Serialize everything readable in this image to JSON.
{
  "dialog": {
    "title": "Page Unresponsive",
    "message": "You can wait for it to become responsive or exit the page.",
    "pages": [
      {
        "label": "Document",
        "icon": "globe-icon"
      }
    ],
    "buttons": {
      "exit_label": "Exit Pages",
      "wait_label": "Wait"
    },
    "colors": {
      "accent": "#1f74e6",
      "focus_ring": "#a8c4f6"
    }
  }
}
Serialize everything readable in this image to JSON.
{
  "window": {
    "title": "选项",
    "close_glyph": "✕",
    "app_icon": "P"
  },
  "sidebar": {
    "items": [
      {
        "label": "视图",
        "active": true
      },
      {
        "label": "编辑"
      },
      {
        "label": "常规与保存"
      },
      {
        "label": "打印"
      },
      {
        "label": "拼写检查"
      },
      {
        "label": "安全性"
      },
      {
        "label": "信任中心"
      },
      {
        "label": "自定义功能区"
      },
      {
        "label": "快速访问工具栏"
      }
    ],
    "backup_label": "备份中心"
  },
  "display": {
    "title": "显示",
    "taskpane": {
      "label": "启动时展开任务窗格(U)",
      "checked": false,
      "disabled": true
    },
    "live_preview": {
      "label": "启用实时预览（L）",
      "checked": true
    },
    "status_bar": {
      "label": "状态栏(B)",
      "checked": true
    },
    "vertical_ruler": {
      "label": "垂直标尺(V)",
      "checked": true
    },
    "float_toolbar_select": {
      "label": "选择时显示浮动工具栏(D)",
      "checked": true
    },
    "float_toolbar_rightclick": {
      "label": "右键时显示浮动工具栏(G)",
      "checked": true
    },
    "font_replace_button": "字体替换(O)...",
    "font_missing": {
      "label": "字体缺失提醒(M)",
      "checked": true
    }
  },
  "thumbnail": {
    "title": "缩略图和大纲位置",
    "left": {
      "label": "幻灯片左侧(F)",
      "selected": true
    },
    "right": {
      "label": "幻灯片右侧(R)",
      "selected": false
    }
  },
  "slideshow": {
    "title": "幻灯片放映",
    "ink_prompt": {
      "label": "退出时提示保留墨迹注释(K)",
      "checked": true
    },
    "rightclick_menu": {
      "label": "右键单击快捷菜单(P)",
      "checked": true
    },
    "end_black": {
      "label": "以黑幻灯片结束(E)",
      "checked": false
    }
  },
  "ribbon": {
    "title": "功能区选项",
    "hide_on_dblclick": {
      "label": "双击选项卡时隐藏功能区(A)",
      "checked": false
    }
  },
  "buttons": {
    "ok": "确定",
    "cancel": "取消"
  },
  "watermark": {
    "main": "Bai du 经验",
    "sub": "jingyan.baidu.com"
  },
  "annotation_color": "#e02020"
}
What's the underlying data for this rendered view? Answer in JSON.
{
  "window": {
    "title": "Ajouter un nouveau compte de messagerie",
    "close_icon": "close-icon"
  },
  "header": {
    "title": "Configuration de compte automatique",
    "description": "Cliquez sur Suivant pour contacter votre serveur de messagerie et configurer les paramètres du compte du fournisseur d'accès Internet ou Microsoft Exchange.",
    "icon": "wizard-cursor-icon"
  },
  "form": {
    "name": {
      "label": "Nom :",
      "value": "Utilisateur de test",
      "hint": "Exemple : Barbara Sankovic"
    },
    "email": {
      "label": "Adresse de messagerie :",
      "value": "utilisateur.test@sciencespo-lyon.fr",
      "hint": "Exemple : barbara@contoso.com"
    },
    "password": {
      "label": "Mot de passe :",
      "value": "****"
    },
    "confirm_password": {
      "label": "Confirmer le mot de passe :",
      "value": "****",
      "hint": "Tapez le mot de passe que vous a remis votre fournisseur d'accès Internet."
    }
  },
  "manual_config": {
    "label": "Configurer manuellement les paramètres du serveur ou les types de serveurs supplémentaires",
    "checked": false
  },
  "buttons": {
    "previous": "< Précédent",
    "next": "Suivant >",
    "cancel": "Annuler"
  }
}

--

(Problem): Copy each record from above exactly, and include every line.

(Written reply):
Serialize everything readable in this image to JSON.
{
  "dialog": {
    "title": "Page Unresponsive",
    "message": "You can wait for it to become responsive or exit the page.",
    "pages": [
      {
        "label": "Document",
        "icon": "globe-icon"
      }
    ],
    "buttons": {
      "exit_label": "Exit Pages",
      "wait_label": "Wait"
    },
    "colors": {
      "accent": "#1f74e6",
      "focus_ring": "#a8c4f6"
    }
  }
}
Serialize everything readable in this image to JSON.
{
  "window": {
    "title": "选项",
    "close_glyph": "✕",
    "app_icon": "P"
  },
  "sidebar": {
    "items": [
      {
        "label": "视图",
        "active": true
      },
      {
        "label": "编辑"
      },
      {
        "label": "常规与保存"
      },
      {
        "label": "打印"
      },
      {
        "label": "拼写检查"
      },
      {
        "label": "安全性"
      },
      {
        "label": "信任中心"
      },
      {
        "label": "自定义功能区"
      },
      {
        "label": "快速访问工具栏"
      }
    ],
    "backup_label": "备份中心"
  },
  "display": {
    "title": "显示",
    "taskpane": {
      "label": "启动时展开任务窗格(U)",
      "checked": false,
      "disabled": true
    },
    "live_preview": {
      "label": "启用实时预览（L）",
      "checked": true
    },
    "status_bar": {
      "label": "状态栏(B)",
      "checked": true
    },
    "vertical_ruler": {
      "label": "垂直标尺(V)",
      "checked": true
    },
    "float_toolbar_select": {
      "label": "选择时显示浮动工具栏(D)",
      "checked": true
    },
    "float_toolbar_rightclick": {
      "label": "右键时显示浮动工具栏(G)",
      "checked": true
    },
    "font_replace_button": "字体替换(O)...",
    "font_missing": {
      "label": "字体缺失提醒(M)",
      "checked": true
    }
  },
  "thumbnail": {
    "title": "缩略图和大纲位置",
    "left": {
      "label": "幻灯片左侧(F)",
      "selected": true
    },
    "right": {
      "label": "幻灯片右侧(R)",
      "selected": false
    }
  },
  "slideshow": {
    "title": "幻灯片放映",
    "ink_prompt": {
      "label": "退出时提示保留墨迹注释(K)",
      "checked": true
    },
    "rightclick_menu": {
      "label": "右键单击快捷菜单(P)",
      "checked": true
    },
    "end_black": {
      "label": "以黑幻灯片结束(E)",
      "checked": false
    }
  },
  "ribbon": {
    "title": "功能区选项",
    "hide_on_dblclick": {
      "label": "双击选项卡时隐藏功能区(A)",
      "checked": false
    }
  },
  "buttons": {
    "ok": "确定",
    "cancel": "取消"
  },
  "watermark": {
    "main": "Bai du 经验",
    "sub": "jingyan.baidu.com"
  },
  "annotation_color": "#e02020"
}
What's the underlying data for this rendered view? Answer in JSON.
{
  "window": {
    "title": "Ajouter un nouveau compte de messagerie",
    "close_icon": "close-icon"
  },
  "header": {
    "title": "Configuration de compte automatique",
    "description": "Cliquez sur Suivant pour contacter votre serveur de messagerie et configurer les paramètres du compte du fournisseur d'accès Internet ou Microsoft Exchange.",
    "icon": "wizard-cursor-icon"
  },
  "form": {
    "name": {
      "label": "Nom :",
      "value": "Utilisateur de test",
      "hint": "Exemple : Barbara Sankovic"
    },
    "email": {
      "label": "Adresse de messagerie :",
      "value": "utilisateur.test@sciencespo-lyon.fr",
      "hint": "Exemple : barbara@contoso.com"
    },
    "password": {
      "label": "Mot de passe :",
      "value": "****"
    },
    "confirm_password": {
      "label": "Confirmer le mot de passe :",
      "value": "****",
      "hint": "Tapez le mot de passe que vous a remis votre fournisseur d'accès Internet."
    }
  },
  "manual_config": {
    "label": "Configurer manuellement les paramètres du serveur ou les types de serveurs supplémentaires",
    "checked": false
  },
  "buttons": {
    "previous": "< Précédent",
    "next": "Suivant >",
    "cancel": "Annuler"
  }
}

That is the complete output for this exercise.